• [Source data]
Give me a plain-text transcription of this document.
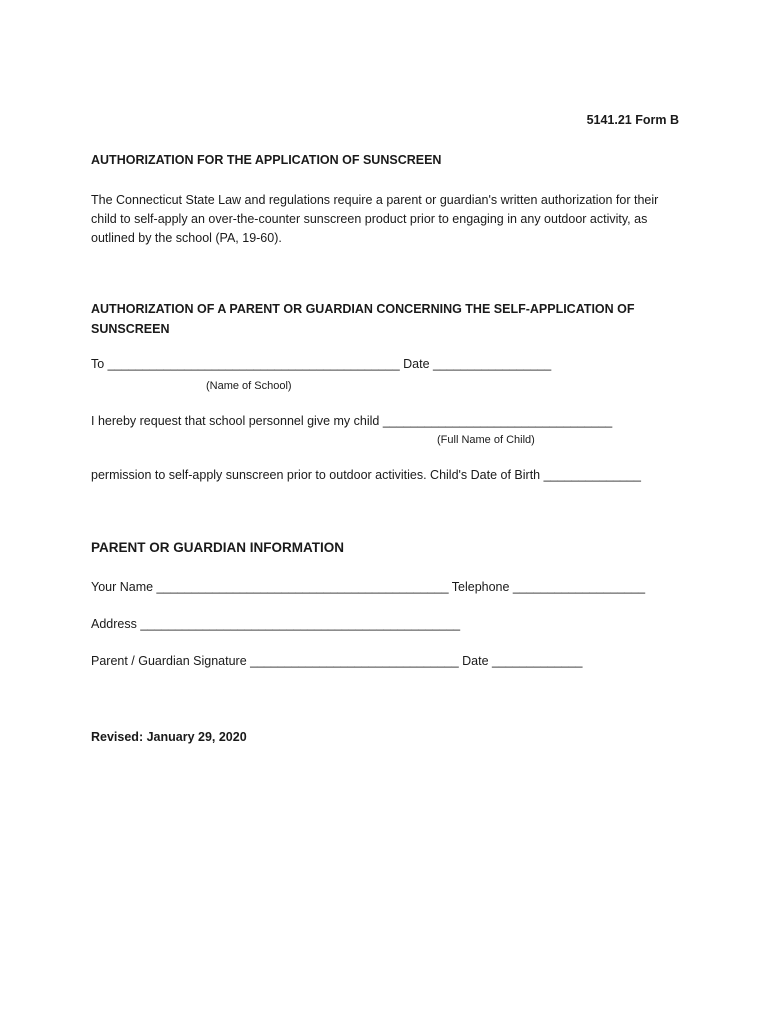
5141.21 Form B
AUTHORIZATION FOR THE APPLICATION OF SUNSCREEN
The Connecticut State Law and regulations require a parent or guardian's written authorization for their child to self-apply an over-the-counter sunscreen product prior to engaging in any outdoor activity, as outlined by the school (PA, 19-60).
AUTHORIZATION OF A PARENT OR GUARDIAN CONCERNING THE SELF-APPLICATION OF SUNSCREEN
To __________________________________________ Date _________________
(Name of School)
I hereby request that school personnel give my child _________________________________
(Full Name of Child)
permission to self-apply sunscreen prior to outdoor activities. Child's Date of Birth ______________
PARENT OR GUARDIAN INFORMATION
Your Name __________________________________________ Telephone ___________________
Address ______________________________________________
Parent / Guardian Signature ______________________________ Date _____________
Revised: January 29, 2020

• [Written exercise] Search the entries for the word "prior" and gather every line where it appears.

• [Exercise result]
The Connecticut State Law and regulations require a parent or guardian's written authorization for their child to self-apply an over-the-counter sunscreen product prior to engaging in any outdoor activity, as outlined by the school (PA, 19-60).
permission to self-apply sunscreen prior to outdoor activities. Child's Date of Birth ______________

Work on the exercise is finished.